Task to complete
Copy all lines that contain the word "Initialization".

Recorded data
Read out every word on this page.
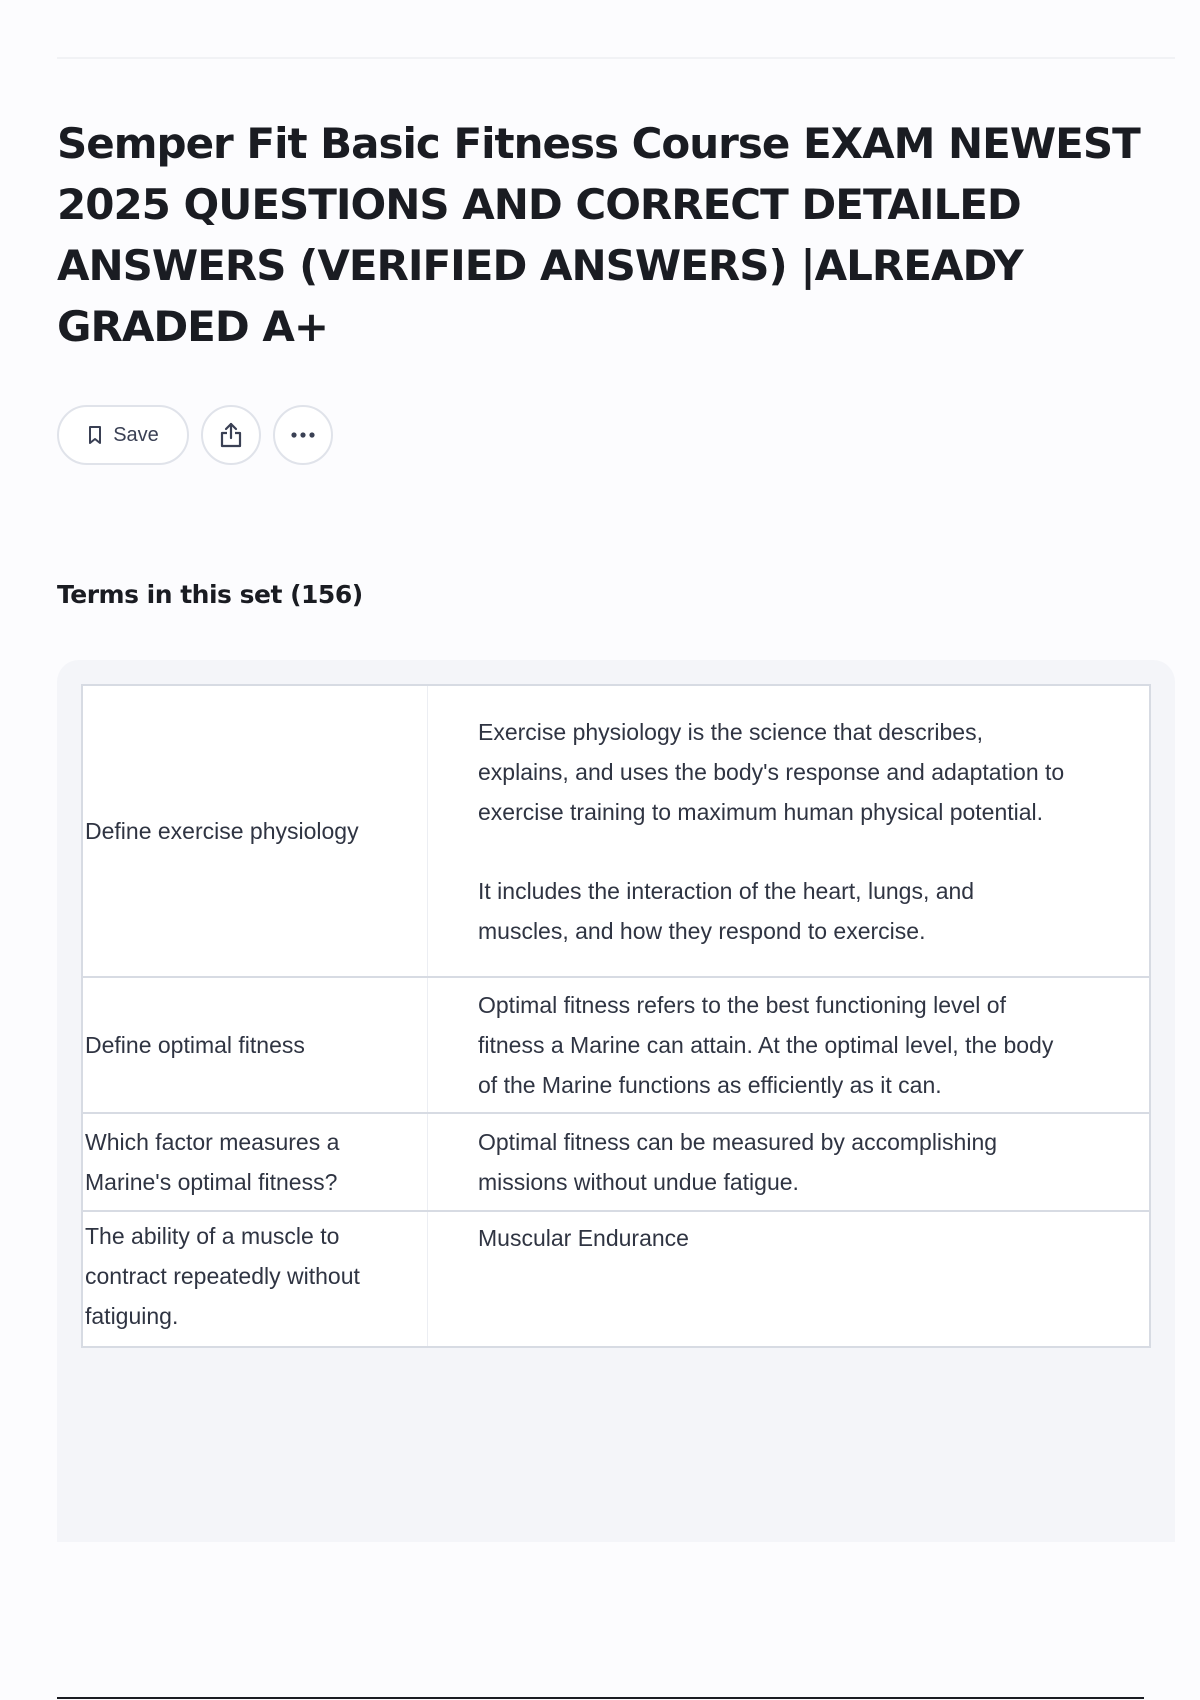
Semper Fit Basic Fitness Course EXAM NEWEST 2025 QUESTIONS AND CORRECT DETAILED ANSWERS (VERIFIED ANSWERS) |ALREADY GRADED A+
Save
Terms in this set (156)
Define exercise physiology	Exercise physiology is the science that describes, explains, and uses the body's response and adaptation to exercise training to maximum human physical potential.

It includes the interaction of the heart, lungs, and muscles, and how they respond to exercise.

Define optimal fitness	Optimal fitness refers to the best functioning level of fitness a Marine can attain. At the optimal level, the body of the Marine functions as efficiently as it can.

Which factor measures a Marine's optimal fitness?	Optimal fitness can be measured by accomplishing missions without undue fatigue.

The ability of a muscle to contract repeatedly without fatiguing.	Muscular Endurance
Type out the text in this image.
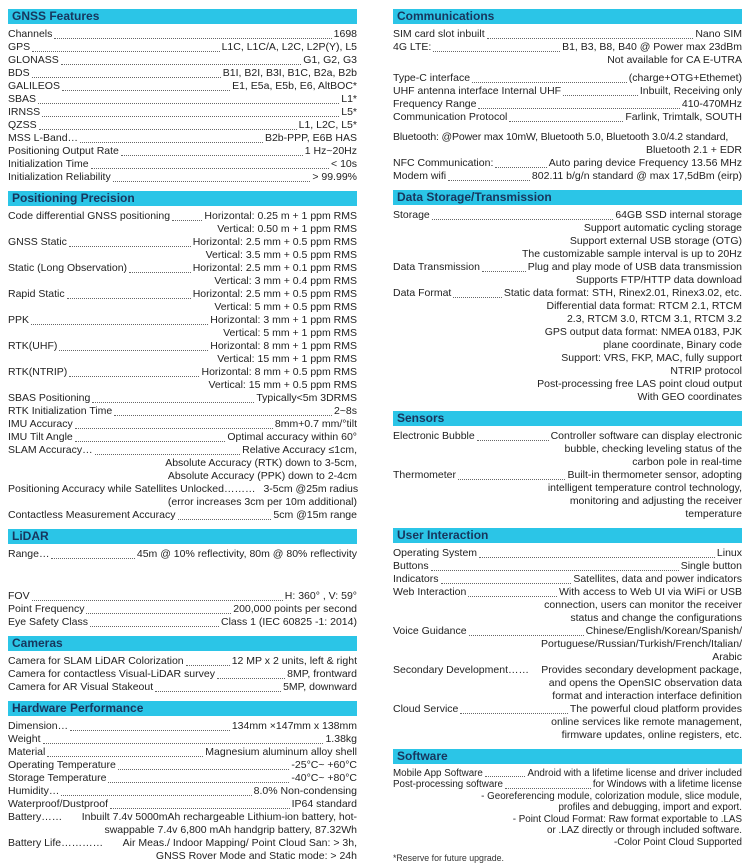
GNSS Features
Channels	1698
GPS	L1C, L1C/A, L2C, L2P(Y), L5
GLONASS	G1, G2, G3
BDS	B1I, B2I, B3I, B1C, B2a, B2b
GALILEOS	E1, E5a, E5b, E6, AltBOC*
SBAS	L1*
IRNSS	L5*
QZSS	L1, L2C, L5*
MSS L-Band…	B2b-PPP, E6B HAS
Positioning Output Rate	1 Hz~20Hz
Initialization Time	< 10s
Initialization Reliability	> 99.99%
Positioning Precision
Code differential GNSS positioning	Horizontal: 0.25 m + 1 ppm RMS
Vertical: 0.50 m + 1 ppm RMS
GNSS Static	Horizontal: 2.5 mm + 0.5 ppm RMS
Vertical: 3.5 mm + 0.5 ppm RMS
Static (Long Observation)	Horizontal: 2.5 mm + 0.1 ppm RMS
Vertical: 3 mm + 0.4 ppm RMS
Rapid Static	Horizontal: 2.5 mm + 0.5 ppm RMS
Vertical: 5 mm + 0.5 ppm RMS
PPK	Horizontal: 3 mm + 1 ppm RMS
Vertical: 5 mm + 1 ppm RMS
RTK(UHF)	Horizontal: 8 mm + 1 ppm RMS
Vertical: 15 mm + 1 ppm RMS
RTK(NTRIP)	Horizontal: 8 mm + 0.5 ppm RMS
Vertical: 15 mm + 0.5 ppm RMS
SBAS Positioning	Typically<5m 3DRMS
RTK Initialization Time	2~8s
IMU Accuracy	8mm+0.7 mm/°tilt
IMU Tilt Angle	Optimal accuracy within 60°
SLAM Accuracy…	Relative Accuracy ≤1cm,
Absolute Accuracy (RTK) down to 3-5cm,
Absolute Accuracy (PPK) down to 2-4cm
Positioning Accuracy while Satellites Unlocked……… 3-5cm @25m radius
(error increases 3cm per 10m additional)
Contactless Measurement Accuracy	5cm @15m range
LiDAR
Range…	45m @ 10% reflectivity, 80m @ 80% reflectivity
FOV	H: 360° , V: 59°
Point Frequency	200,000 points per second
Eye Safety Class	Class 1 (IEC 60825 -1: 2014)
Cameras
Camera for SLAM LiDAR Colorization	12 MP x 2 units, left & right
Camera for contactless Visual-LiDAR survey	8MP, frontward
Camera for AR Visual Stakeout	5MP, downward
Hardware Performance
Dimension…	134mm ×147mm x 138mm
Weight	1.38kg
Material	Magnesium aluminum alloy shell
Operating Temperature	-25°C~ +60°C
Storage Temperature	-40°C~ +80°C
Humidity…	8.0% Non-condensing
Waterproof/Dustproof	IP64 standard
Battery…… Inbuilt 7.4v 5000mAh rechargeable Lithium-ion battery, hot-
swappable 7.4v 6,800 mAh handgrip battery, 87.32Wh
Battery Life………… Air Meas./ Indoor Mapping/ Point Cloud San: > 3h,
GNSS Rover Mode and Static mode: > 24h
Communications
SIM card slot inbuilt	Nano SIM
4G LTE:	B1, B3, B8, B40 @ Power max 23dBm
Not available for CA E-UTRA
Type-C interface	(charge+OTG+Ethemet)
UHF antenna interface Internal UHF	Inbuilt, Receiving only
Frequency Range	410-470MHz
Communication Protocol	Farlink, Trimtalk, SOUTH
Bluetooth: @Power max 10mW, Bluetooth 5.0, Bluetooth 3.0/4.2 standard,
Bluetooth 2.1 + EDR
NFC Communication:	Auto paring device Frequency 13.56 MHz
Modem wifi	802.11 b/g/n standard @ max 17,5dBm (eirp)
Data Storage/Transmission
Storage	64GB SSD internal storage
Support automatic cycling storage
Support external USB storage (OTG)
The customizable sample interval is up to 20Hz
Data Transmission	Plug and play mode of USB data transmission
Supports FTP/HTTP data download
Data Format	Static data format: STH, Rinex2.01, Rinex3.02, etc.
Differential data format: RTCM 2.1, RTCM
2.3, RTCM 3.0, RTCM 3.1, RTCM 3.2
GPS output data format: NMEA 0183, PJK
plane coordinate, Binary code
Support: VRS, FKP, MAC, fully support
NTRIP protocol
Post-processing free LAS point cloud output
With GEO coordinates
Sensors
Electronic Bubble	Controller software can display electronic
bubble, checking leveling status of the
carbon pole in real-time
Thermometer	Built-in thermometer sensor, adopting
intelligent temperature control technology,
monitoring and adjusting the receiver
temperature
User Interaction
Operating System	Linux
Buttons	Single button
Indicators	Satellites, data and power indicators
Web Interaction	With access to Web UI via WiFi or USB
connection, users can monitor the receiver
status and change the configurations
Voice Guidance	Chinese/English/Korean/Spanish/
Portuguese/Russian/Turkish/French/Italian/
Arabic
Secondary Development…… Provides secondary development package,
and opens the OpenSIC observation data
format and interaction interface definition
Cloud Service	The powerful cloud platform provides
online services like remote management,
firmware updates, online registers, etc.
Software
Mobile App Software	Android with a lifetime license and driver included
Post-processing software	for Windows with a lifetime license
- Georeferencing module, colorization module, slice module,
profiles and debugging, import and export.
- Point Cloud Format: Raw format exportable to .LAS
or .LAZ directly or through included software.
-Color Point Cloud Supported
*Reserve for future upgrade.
* * *
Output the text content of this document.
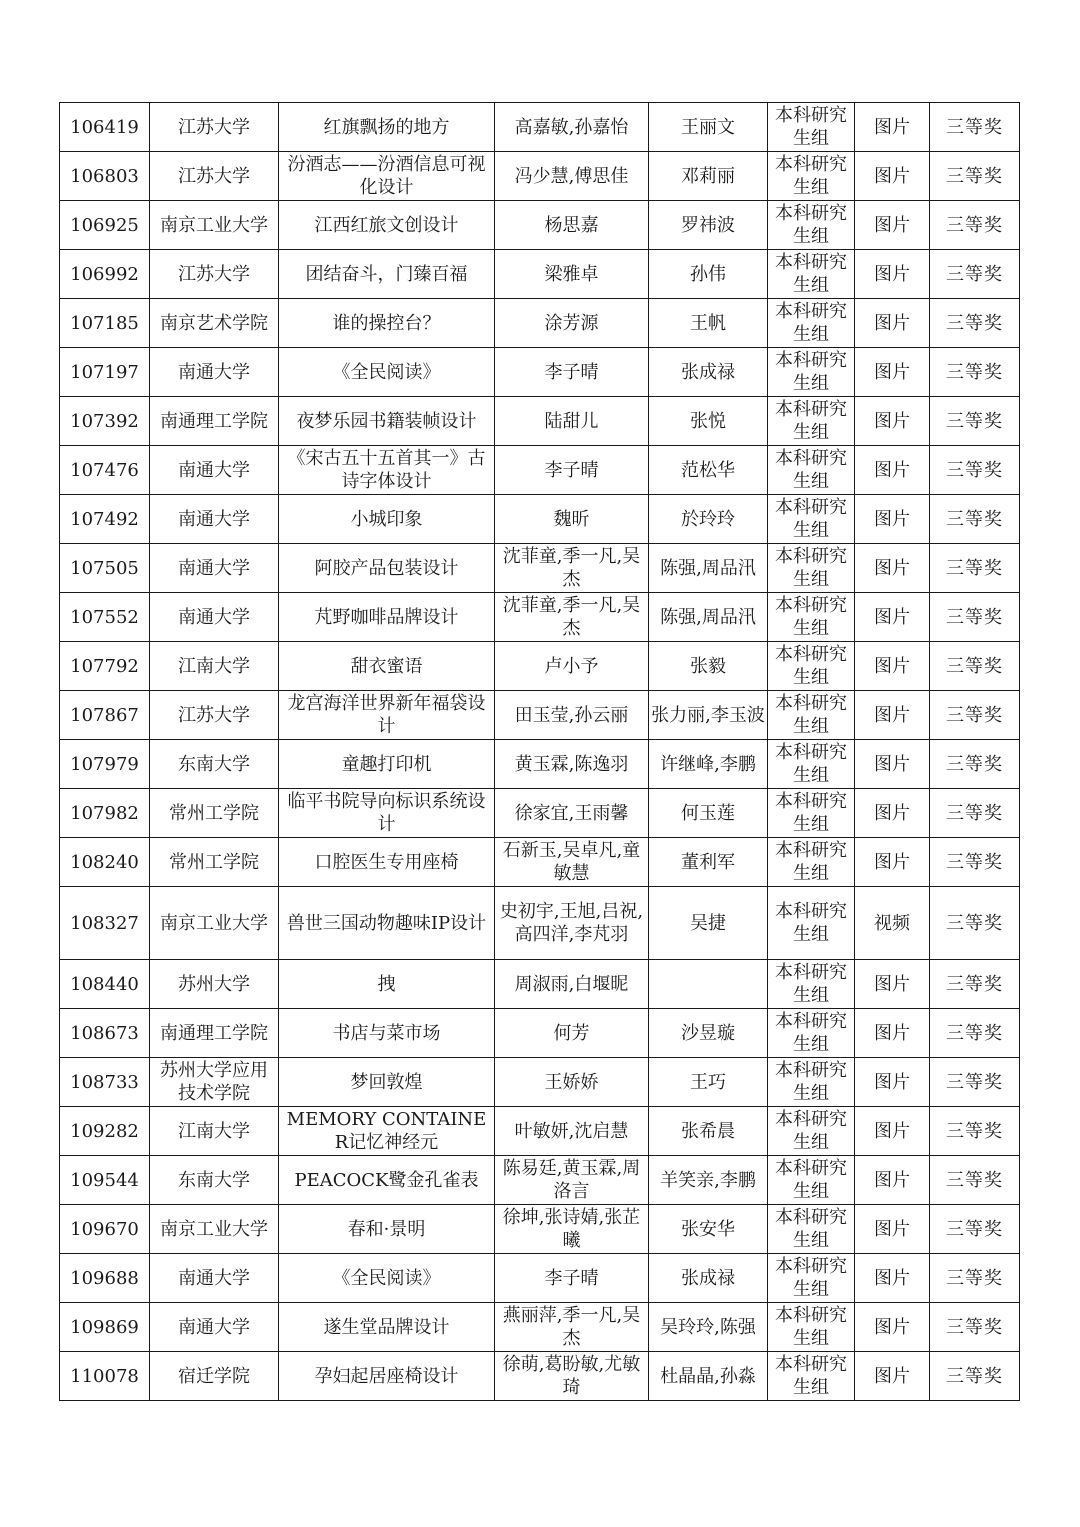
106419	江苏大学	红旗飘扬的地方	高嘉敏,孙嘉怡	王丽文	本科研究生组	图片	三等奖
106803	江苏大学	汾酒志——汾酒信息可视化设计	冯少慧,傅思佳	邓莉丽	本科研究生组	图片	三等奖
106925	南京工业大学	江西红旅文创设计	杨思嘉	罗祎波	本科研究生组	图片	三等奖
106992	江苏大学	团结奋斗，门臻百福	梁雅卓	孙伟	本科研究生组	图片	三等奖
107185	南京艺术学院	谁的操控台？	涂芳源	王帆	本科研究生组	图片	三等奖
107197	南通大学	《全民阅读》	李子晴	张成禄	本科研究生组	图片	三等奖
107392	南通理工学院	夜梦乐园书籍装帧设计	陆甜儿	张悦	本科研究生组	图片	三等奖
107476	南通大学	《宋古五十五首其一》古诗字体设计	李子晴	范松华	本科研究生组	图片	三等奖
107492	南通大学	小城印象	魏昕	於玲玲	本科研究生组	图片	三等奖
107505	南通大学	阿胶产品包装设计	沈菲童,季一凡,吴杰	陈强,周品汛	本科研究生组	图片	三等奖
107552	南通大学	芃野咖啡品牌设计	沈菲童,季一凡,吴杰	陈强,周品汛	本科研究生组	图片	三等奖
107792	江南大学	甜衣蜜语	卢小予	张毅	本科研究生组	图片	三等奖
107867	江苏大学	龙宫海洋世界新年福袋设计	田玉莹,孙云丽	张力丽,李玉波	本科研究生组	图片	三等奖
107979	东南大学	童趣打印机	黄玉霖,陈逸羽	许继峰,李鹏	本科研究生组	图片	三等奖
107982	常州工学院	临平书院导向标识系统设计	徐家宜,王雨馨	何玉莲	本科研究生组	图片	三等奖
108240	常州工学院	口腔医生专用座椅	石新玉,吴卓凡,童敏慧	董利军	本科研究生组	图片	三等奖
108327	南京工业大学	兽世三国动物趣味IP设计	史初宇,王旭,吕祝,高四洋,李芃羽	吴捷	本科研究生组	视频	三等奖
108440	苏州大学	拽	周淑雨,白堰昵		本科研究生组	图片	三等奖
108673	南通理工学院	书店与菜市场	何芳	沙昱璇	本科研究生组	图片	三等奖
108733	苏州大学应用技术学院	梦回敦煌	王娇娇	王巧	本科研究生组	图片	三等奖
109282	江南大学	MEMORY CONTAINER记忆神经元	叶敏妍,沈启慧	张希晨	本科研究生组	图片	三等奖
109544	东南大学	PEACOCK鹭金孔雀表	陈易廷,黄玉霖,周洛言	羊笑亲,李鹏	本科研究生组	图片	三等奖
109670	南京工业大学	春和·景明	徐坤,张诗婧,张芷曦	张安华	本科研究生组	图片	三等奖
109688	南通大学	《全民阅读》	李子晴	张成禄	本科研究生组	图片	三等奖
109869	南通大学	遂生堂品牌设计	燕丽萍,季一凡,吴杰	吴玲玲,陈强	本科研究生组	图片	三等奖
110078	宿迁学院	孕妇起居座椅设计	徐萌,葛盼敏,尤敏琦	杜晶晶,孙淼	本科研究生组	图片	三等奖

Result for this task
Initialization Time	< 10s
Initialization Reliability	> 99.99%
RTK Initialization Time	2~8s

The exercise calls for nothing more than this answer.